<<<<

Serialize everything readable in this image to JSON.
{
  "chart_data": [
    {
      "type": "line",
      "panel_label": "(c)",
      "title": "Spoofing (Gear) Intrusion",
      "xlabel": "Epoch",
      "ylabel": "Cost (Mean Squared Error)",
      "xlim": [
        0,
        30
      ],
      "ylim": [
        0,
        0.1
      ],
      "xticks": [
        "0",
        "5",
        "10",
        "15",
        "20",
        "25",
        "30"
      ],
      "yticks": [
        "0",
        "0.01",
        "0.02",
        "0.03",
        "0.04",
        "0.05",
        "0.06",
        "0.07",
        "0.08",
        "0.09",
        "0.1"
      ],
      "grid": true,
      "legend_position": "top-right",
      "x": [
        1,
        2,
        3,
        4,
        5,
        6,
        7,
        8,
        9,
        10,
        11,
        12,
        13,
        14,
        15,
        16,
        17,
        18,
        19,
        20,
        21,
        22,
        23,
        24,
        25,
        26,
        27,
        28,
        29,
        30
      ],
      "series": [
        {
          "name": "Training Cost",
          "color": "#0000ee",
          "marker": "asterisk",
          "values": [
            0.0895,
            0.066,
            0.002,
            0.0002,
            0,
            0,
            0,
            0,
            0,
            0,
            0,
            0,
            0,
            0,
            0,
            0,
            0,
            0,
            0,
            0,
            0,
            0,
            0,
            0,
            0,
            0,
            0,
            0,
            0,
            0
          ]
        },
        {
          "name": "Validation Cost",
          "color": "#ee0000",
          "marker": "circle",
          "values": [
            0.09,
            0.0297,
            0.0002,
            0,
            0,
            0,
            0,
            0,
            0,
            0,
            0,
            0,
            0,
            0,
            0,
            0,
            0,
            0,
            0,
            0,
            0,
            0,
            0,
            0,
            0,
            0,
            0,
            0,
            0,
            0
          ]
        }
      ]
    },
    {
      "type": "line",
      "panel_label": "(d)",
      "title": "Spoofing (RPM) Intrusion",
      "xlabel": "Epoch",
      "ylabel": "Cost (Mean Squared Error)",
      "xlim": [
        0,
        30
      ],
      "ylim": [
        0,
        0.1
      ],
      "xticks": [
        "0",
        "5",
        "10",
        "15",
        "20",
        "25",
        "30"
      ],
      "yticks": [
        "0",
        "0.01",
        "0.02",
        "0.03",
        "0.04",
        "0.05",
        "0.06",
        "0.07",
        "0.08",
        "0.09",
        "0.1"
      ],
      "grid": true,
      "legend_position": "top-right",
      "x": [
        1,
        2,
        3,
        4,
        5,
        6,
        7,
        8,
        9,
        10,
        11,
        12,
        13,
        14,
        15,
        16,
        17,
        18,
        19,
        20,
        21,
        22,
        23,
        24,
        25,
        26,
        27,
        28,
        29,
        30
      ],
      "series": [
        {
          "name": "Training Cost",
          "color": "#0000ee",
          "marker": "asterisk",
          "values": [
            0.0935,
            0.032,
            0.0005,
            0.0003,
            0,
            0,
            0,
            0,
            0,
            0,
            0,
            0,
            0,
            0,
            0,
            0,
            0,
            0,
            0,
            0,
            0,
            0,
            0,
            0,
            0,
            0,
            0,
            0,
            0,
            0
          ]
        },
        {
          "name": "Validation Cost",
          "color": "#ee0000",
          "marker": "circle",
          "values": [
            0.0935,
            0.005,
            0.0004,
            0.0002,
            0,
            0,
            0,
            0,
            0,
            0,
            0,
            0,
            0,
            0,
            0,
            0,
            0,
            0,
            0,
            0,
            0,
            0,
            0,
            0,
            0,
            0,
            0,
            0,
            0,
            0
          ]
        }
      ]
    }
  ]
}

>>>>

Restate each record exactly as written.

## PROBLEM SOLUTION
Serialize everything readable in this image to JSON.
{
  "chart_data": [
    {
      "type": "line",
      "panel_label": "(c)",
      "title": "Spoofing (Gear) Intrusion",
      "xlabel": "Epoch",
      "ylabel": "Cost (Mean Squared Error)",
      "xlim": [
        0,
        30
      ],
      "ylim": [
        0,
        0.1
      ],
      "xticks": [
        "0",
        "5",
        "10",
        "15",
        "20",
        "25",
        "30"
      ],
      "yticks": [
        "0",
        "0.01",
        "0.02",
        "0.03",
        "0.04",
        "0.05",
        "0.06",
        "0.07",
        "0.08",
        "0.09",
        "0.1"
      ],
      "grid": true,
      "legend_position": "top-right",
      "x": [
        1,
        2,
        3,
        4,
        5,
        6,
        7,
        8,
        9,
        10,
        11,
        12,
        13,
        14,
        15,
        16,
        17,
        18,
        19,
        20,
        21,
        22,
        23,
        24,
        25,
        26,
        27,
        28,
        29,
        30
      ],
      "series": [
        {
          "name": "Training Cost",
          "color": "#0000ee",
          "marker": "asterisk",
          "values": [
            0.0895,
            0.066,
            0.002,
            0.0002,
            0,
            0,
            0,
            0,
            0,
            0,
            0,
            0,
            0,
            0,
            0,
            0,
            0,
            0,
            0,
            0,
            0,
            0,
            0,
            0,
            0,
            0,
            0,
            0,
            0,
            0
          ]
        },
        {
          "name": "Validation Cost",
          "color": "#ee0000",
          "marker": "circle",
          "values": [
            0.09,
            0.0297,
            0.0002,
            0,
            0,
            0,
            0,
            0,
            0,
            0,
            0,
            0,
            0,
            0,
            0,
            0,
            0,
            0,
            0,
            0,
            0,
            0,
            0,
            0,
            0,
            0,
            0,
            0,
            0,
            0
          ]
        }
      ]
    },
    {
      "type": "line",
      "panel_label": "(d)",
      "title": "Spoofing (RPM) Intrusion",
      "xlabel": "Epoch",
      "ylabel": "Cost (Mean Squared Error)",
      "xlim": [
        0,
        30
      ],
      "ylim": [
        0,
        0.1
      ],
      "xticks": [
        "0",
        "5",
        "10",
        "15",
        "20",
        "25",
        "30"
      ],
      "yticks": [
        "0",
        "0.01",
        "0.02",
        "0.03",
        "0.04",
        "0.05",
        "0.06",
        "0.07",
        "0.08",
        "0.09",
        "0.1"
      ],
      "grid": true,
      "legend_position": "top-right",
      "x": [
        1,
        2,
        3,
        4,
        5,
        6,
        7,
        8,
        9,
        10,
        11,
        12,
        13,
        14,
        15,
        16,
        17,
        18,
        19,
        20,
        21,
        22,
        23,
        24,
        25,
        26,
        27,
        28,
        29,
        30
      ],
      "series": [
        {
          "name": "Training Cost",
          "color": "#0000ee",
          "marker": "asterisk",
          "values": [
            0.0935,
            0.032,
            0.0005,
            0.0003,
            0,
            0,
            0,
            0,
            0,
            0,
            0,
            0,
            0,
            0,
            0,
            0,
            0,
            0,
            0,
            0,
            0,
            0,
            0,
            0,
            0,
            0,
            0,
            0,
            0,
            0
          ]
        },
        {
          "name": "Validation Cost",
          "color": "#ee0000",
          "marker": "circle",
          "values": [
            0.0935,
            0.005,
            0.0004,
            0.0002,
            0,
            0,
            0,
            0,
            0,
            0,
            0,
            0,
            0,
            0,
            0,
            0,
            0,
            0,
            0,
            0,
            0,
            0,
            0,
            0,
            0,
            0,
            0,
            0,
            0,
            0
          ]
        }
      ]
    }
  ]
}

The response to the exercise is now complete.